* **Selected passage**

%%

California is a challenging place for permits, Hull explained, but especially in Santa Barbara County, where residents are “highly skeptical” about increasing energy development, in large part due to the disastrous 1969 Santa Barbara oil spill.

“It’s the only county in California with an energy department with jurisdiction over some aspects of oil production,” he said. “There’s no question [the ’69 spill] was a watershed event, and I think it’s still safe to say it’s a major factor in the community’s approach to energy production.”

Permitting, permitting, permitting

The oil companies appear determined to take politics out of the permitting equation. Santa Maria Energy president David Pratt blames “merchants of misinformation” for spreading erroneous information about the oil industry, leading to “bad public policy.”

click to enlarge Boom or bust?
PHOTO BY STEVE E. MILLER
DON’T KEEP ON TRUCKIN’: : Santa Maria Energy wants to connect an extension to an existing pipeline to make trucking the reclaimed water used in its steam operations obsolete.

“There is a distinct minority in the county who are very well organized and intent on usurping private property rights and using environmental laws to do it,” he said. “You tend to fear what you don’t understand, and the oil industry does a piss-poor job of public relations.”

The biggest public misconception, Pratt explained, is thinking all oil companies are the same, equating them with disasters such as the ’69 spill, the Exxon Valdez spill, and the Deepwater Horizon explosion in the Gulf of Mexico.

“The fact is if you sum up all the spills compared to the number of barrels produced successfully, oil
has an extraordinary track record,” Pratt said.

In Santa Barbara County, any type of drilling requires a trip through the California Environmental Quality Act (CEQA) process, and a zoning change, land use permit, or a comprehensive oil development production plan. Anthony said while it’s true the county has more regulations than say, Kern County, there are multiple factors involved.

The county’s designated oil fields happen to be located in the epicenter of tiger salamander and red-legged frog habitats, he said, which must be mitigated.

“If we’re going to successfully get somebody through a permit process, we have to make sure we’ve addressed any potential impacts to those species, or we’ll get appealed and sued based on inadequate review,” Anthony said.

Complicating matters is the fact that mineral rights are not always tied to surface property rights, which has also caused permitting headaches. Recently, Anthony said, oil companies have found success bringing agents to work with issues up front, qualifying them more often for the over-the-counter permits.

Enhanced drilling techniques, such as water flooding, steam injection, or hydraulic fracturing, automatically trigger an oil development production plan, which requires an environmental review and can take years and cost millions of dollars to complete. The process isn’t only costly, but also risky; even with the time and money invested, there’s no guarantee drilling can commence. Permits are discretionary and can be appealed to the Board of Supervisors.

%%

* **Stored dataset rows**

%%

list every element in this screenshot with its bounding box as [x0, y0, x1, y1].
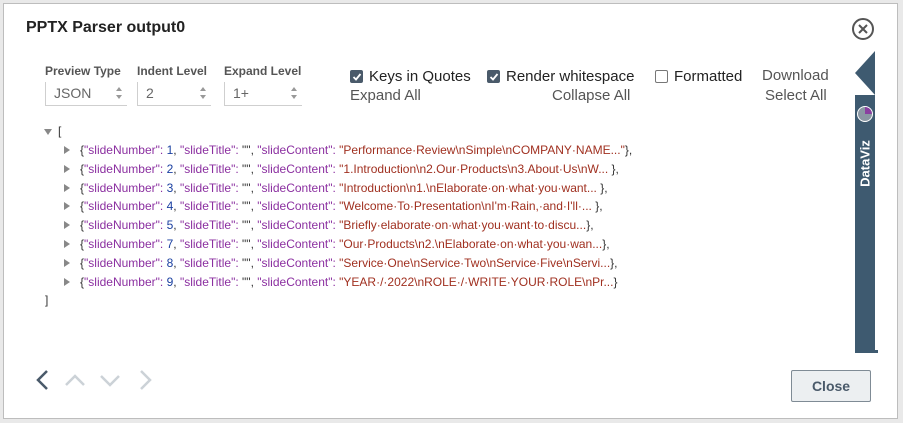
dataviz-sidebar[interactable]: DataViz — [855, 51, 875, 353]
expand-triangle-icon[interactable] — [64, 164, 70, 173]
close-dialog-icon[interactable] — [852, 18, 874, 40]
formatted-checkbox[interactable]: Formatted — [655, 68, 742, 85]
expand-level-select[interactable]: 1+ — [224, 82, 302, 106]
collapse-triangle-icon[interactable] — [44, 128, 52, 135]
next-arrow-icon[interactable] — [134, 369, 156, 396]
up-arrow-icon[interactable] — [64, 369, 86, 396]
expand-triangle-icon[interactable] — [64, 146, 70, 154]
render-whitespace-label: Render whitespace — [506, 68, 635, 85]
indent-level-label: Indent Level — [137, 64, 208, 78]
dialog-title: PPTX Parser output0 — [26, 19, 186, 36]
select-arrows-icon — [291, 87, 297, 99]
preview-type-value: JSON — [54, 85, 92, 101]
dataviz-chart-icon — [857, 106, 873, 122]
preview-type-label: Preview Type — [45, 64, 121, 78]
indent-level-value: 2 — [146, 85, 154, 101]
keys-in-quotes-label: Keys in Quotes — [369, 68, 471, 85]
select-all-link[interactable]: Select All — [765, 87, 827, 104]
expand-triangle-icon[interactable] — [64, 277, 70, 286]
preview-type-select[interactable]: JSON — [45, 82, 127, 106]
json-root-close: ] — [45, 293, 49, 307]
expand-triangle-icon[interactable] — [64, 240, 70, 248]
collapse-all-link[interactable]: Collapse All — [552, 87, 630, 104]
checkbox-checked-icon — [350, 70, 363, 83]
expand-triangle-icon[interactable] — [64, 221, 70, 230]
keys-in-quotes-checkbox[interactable]: Keys in Quotes — [350, 68, 471, 85]
formatted-label: Formatted — [674, 68, 743, 85]
expand-triangle-icon[interactable] — [64, 258, 70, 267]
expand-level-value: 1+ — [233, 85, 249, 101]
expand-level-label: Expand Level — [224, 64, 302, 78]
dataviz-label: DataViz — [857, 140, 873, 187]
select-arrows-icon — [200, 87, 206, 99]
indent-level-select[interactable]: 2 — [137, 82, 211, 106]
expand-all-link[interactable]: Expand All — [350, 87, 421, 104]
download-link[interactable]: Download — [762, 67, 829, 84]
down-arrow-icon[interactable] — [99, 369, 121, 396]
expand-triangle-icon[interactable] — [64, 202, 70, 211]
prev-arrow-icon[interactable] — [32, 369, 54, 396]
checkbox-unchecked-icon — [655, 70, 668, 83]
checkbox-checked-icon — [487, 70, 500, 83]
preview-dialog: PPTX Parser output0 Preview Type JSON In… — [3, 3, 898, 419]
json-root-open[interactable]: [ — [44, 122, 61, 141]
select-arrows-icon — [116, 87, 122, 99]
render-whitespace-checkbox[interactable]: Render whitespace — [487, 68, 634, 85]
expand-triangle-icon[interactable] — [64, 183, 70, 192]
close-button[interactable]: Close — [791, 370, 871, 402]
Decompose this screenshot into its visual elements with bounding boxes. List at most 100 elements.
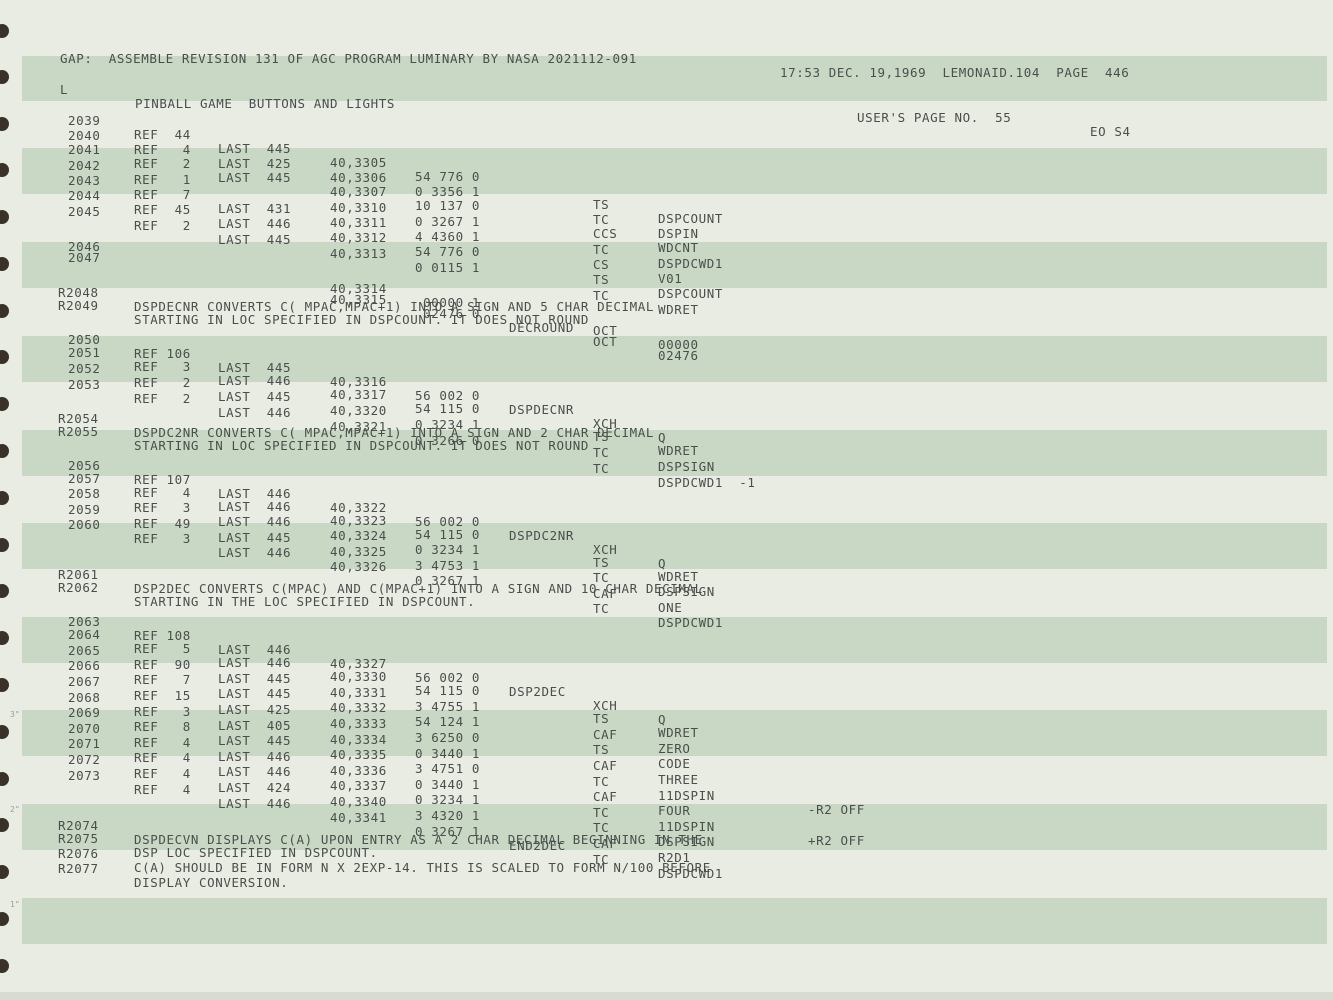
octal-word: 4 4360 1 xyxy=(415,229,481,244)
opcode: TS xyxy=(593,197,610,212)
ref-count: REF 15 xyxy=(134,688,191,703)
operand: DSPSIGN xyxy=(658,459,715,474)
ref-count: REF 4 xyxy=(134,142,191,157)
opcode: TC xyxy=(593,242,610,257)
octal-word: 54 115 0 xyxy=(415,683,481,698)
remark-text: DISPLAY CONVERSION. xyxy=(134,875,289,890)
last-ref: LAST 445 xyxy=(218,686,292,701)
feed-hole xyxy=(0,912,9,926)
line-number: 2072 xyxy=(68,752,101,767)
symbol-label: DSPDECNR xyxy=(509,402,575,417)
address: 40,3340 xyxy=(330,794,387,809)
line-number: 2039 xyxy=(68,113,101,128)
line-number: 2060 xyxy=(68,517,101,532)
address: 40,3326 xyxy=(330,559,387,574)
address: 40,3305 xyxy=(330,155,387,170)
line-number: 2040 xyxy=(68,128,101,143)
line-number: 2059 xyxy=(68,502,101,517)
octal-word: 3 6250 0 xyxy=(415,730,481,745)
ref-count: REF 3 xyxy=(134,531,191,546)
last-ref: LAST 445 xyxy=(218,733,292,748)
line-number: 2065 xyxy=(68,643,101,658)
octal-word: 54 115 0 xyxy=(415,527,481,542)
operand: V01 xyxy=(658,271,683,286)
ref-count: REF 44 xyxy=(134,127,191,142)
line-number: 2043 xyxy=(68,173,101,188)
address: 40,3323 xyxy=(330,513,387,528)
line-number: 2041 xyxy=(68,142,101,157)
last-ref: LAST 424 xyxy=(218,780,292,795)
last-ref: LAST 445 xyxy=(218,530,292,545)
last-ref: LAST 445 xyxy=(218,389,292,404)
opcode: TC xyxy=(593,805,610,820)
line-number: 2053 xyxy=(68,377,101,392)
operand: THREE xyxy=(658,772,699,787)
ref-count: REF 7 xyxy=(134,672,191,687)
octal-word: 0 3440 1 xyxy=(415,777,481,792)
operand: DSPIN xyxy=(658,226,699,241)
line-number: 2064 xyxy=(68,627,101,642)
line-number: 2057 xyxy=(68,471,101,486)
line-number: 2051 xyxy=(68,345,101,360)
last-ref: LAST 405 xyxy=(218,718,292,733)
line-number: 2067 xyxy=(68,674,101,689)
line-number: 2071 xyxy=(68,736,101,751)
opcode: TC xyxy=(593,461,610,476)
subheader-code: EO S4 xyxy=(1090,124,1131,139)
opcode: CCS xyxy=(593,226,618,241)
last-ref: LAST 445 xyxy=(218,232,292,247)
octal-word: 10 137 0 xyxy=(415,198,481,213)
operand: ONE xyxy=(658,600,683,615)
operand: WDRET xyxy=(658,725,699,740)
opcode: TC xyxy=(593,445,610,460)
operand: WDRET xyxy=(658,302,699,317)
ref-count: REF 49 xyxy=(134,516,191,531)
address: 40,3313 xyxy=(330,246,387,261)
opcode: TS xyxy=(593,555,610,570)
line-number: 2069 xyxy=(68,705,101,720)
octal-word: 3 4751 0 xyxy=(415,761,481,776)
line-number: 2058 xyxy=(68,486,101,501)
address: 40,3306 xyxy=(330,170,387,185)
operand: DSPDCWD1 -1 xyxy=(658,475,756,490)
paper-band xyxy=(22,898,1327,944)
line-number: 2042 xyxy=(68,158,101,173)
ref-count: REF 1 xyxy=(134,172,191,187)
ref-count: REF 4 xyxy=(134,782,191,797)
comment: +R2 OFF xyxy=(808,833,865,848)
users-page-label: USER'S PAGE NO. 55 xyxy=(857,110,1012,125)
ref-count: REF 5 xyxy=(134,641,191,656)
last-ref: LAST 425 xyxy=(218,702,292,717)
line-number: 2052 xyxy=(68,361,101,376)
operand: FOUR xyxy=(658,803,691,818)
remark-line: R2077 DISPLAY CONVERSION. xyxy=(0,848,288,904)
ref-count: REF 4 xyxy=(134,485,191,500)
last-ref: LAST 446 xyxy=(218,655,292,670)
last-ref: LAST 446 xyxy=(218,749,292,764)
opcode: TC xyxy=(593,774,610,789)
address: 40,3307 xyxy=(330,184,387,199)
opcode: TS xyxy=(593,272,610,287)
remark-text: C(A) SHOULD BE IN FORM N X 2EXP-14. THIS… xyxy=(134,860,711,875)
address: 40,3312 xyxy=(330,230,387,245)
opcode: TS xyxy=(593,711,610,726)
last-ref: LAST 446 xyxy=(218,514,292,529)
remark-text: STARTING IN LOC SPECIFIED IN DSPCOUNT. I… xyxy=(134,312,590,327)
line-number: 2044 xyxy=(68,188,101,203)
opcode: CAF xyxy=(593,758,618,773)
header-left: GAP: ASSEMBLE REVISION 131 OF AGC PROGRA… xyxy=(60,51,637,66)
address: 40,3310 xyxy=(330,200,387,215)
opcode: TC xyxy=(593,212,610,227)
remark-number: R2076 xyxy=(58,846,99,861)
octal-word: 0 3234 1 xyxy=(415,792,481,807)
last-ref: LAST 446 xyxy=(218,405,292,420)
address: 40,3334 xyxy=(330,732,387,747)
ref-count: REF 4 xyxy=(134,750,191,765)
octal-word: 54 124 1 xyxy=(415,714,481,729)
octal-word: 0 3267 1 xyxy=(415,214,481,229)
address: 40,3320 xyxy=(330,403,387,418)
last-ref: LAST 431 xyxy=(218,201,292,216)
octal-word: 3 4320 1 xyxy=(415,808,481,823)
octal-word: 0 3440 1 xyxy=(415,746,481,761)
last-ref: LAST 446 xyxy=(218,764,292,779)
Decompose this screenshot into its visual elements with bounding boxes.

%%

* **Task requirements**
(A) According to the Santa Barbara County oil permitting article, the county's designated oil fields sit in the habitats of which two species?
(B) Return the stretch of the Santa Barbara County oil permitting article that begins at the words "PHOTO BY STEVE" and stops after the words "Gulf of Mexico.".
(C) Resume the Santa Barbara County oil permitting article from the point where the text stops.

* **Per-task answers**
(A) Tiger salamander and red-legged frog.

(B)
PHOTO BY STEVE E. MILLER
DON’T KEEP ON TRUCKIN’: : Santa Maria Energy wants to connect an extension to an existing pipeline to make trucking the reclaimed water used in its steam operations obsolete.

“There is a distinct minority in the county who are very well organized and intent on usurping private property rights and using environmental laws to do it,” he said. “You tend to fear what you don’t understand, and the oil industry does a piss-poor job of public relations.”

The biggest public misconception, Pratt explained, is thinking all oil companies are the same, equating them with disasters such as the ’69 spill, the Exxon Valdez spill, and the Deepwater Horizon explosion in the Gulf of Mexico.

(C)
Poole calls Santa Barbara County’s drilling regulations “the most stringent in the world,” but when it comes to his industry’s concerns, it’s not about relaxing regulations; it’s about a need for certainty and predictability in the process.

“We should be allowed to do a project without it being motivated by a political agenda,” Poole argued. “We’re fine with the environmental regulations—we’re over-complying with some of them—but let us do our project. Let us work under the same rules.”

Of course, not everybody thinks expanding onshore development would be in the county’s best interest. The Environmental Defense Center’s staff attorney Nathan Alley argues more activity means more emissions, both of the greenhouse gas variety and general pollutants. Furthermore, communities located near existing or historical oil fields are now raising concerns about their peace and quiet being interrupted.

“Many of these people purchased land knowing exactly what was there and what they might be getting into,” Alley said. “But I believe, in talking to a number of people, this idea that we’re going to see a new large-scale resurgence of oil development in the North County frightens some property owners.”

It’s the economy, stupid

click to enlarge Boom or bust?
PHOTO BY STEVE E. MILLER
HIGH HOPES: : Production manager Kevin Yung and Santa Maria Energy have found promise using cyclic steam injection with a rock called diatomite.

With the local economy and employment lagging, groups like the Economic Alliance of Northern Santa Barbara County are pushing for more onshore drilling to boost local coffers and create more higher-paying jobs.

In the eyes of oil proponents, increasing production could save both the county and the state financially. Besides generating 1.4 million jobs in California by developing Monterey shale—according to the U.S. Department of Labor—it could make the country and region energy independent, supporters claim.

Currently, according to the U.S. Energy Information Administration, nearly half of California’s oil comes from foreign countries, areas that also happen to be located in the world’s political trouble spots. 

“For every barrel of oil we produce domestically, that’s one less barrel we need to import,” explained Pacific Coast Energy’s Bray. “Not only is it more production and more tax revenue, but it’s very good paying industry jobs, and jobs for the contractors we hire here locally.”

Santa Maria Energy currently employs about 36 workers, and
Poole said the proposed expansion project could create 100 more jobs, as well as add $3 million to the local economy in property taxes. Oil and gas ranks near the top among industries in county property tax revenue, with more than $8 million paid out last year.

On the flip side, environmental activists like the Environmental Defense Center believe the potential benefits aren’t worth the cost. While drilling may help the economy in the short term, Alley said efforts should be focused on shifting to more renewable sources of energy.

“My vision for the future is that when we make the transition … it will be a job generator,” Alley said. “I certainly do hope that our economy improves, and that unemployment rates continue to drop, but we can’t do it in ways that are going to hurt everybody else.”

According to Alley, the oil industry’s claim that the region could become oil independent from more drilling is a fallacy. Oil produced locally is eventually shipped off to Los Angeles and San Francisco, he said, where it enters the global market and can end up anywhere.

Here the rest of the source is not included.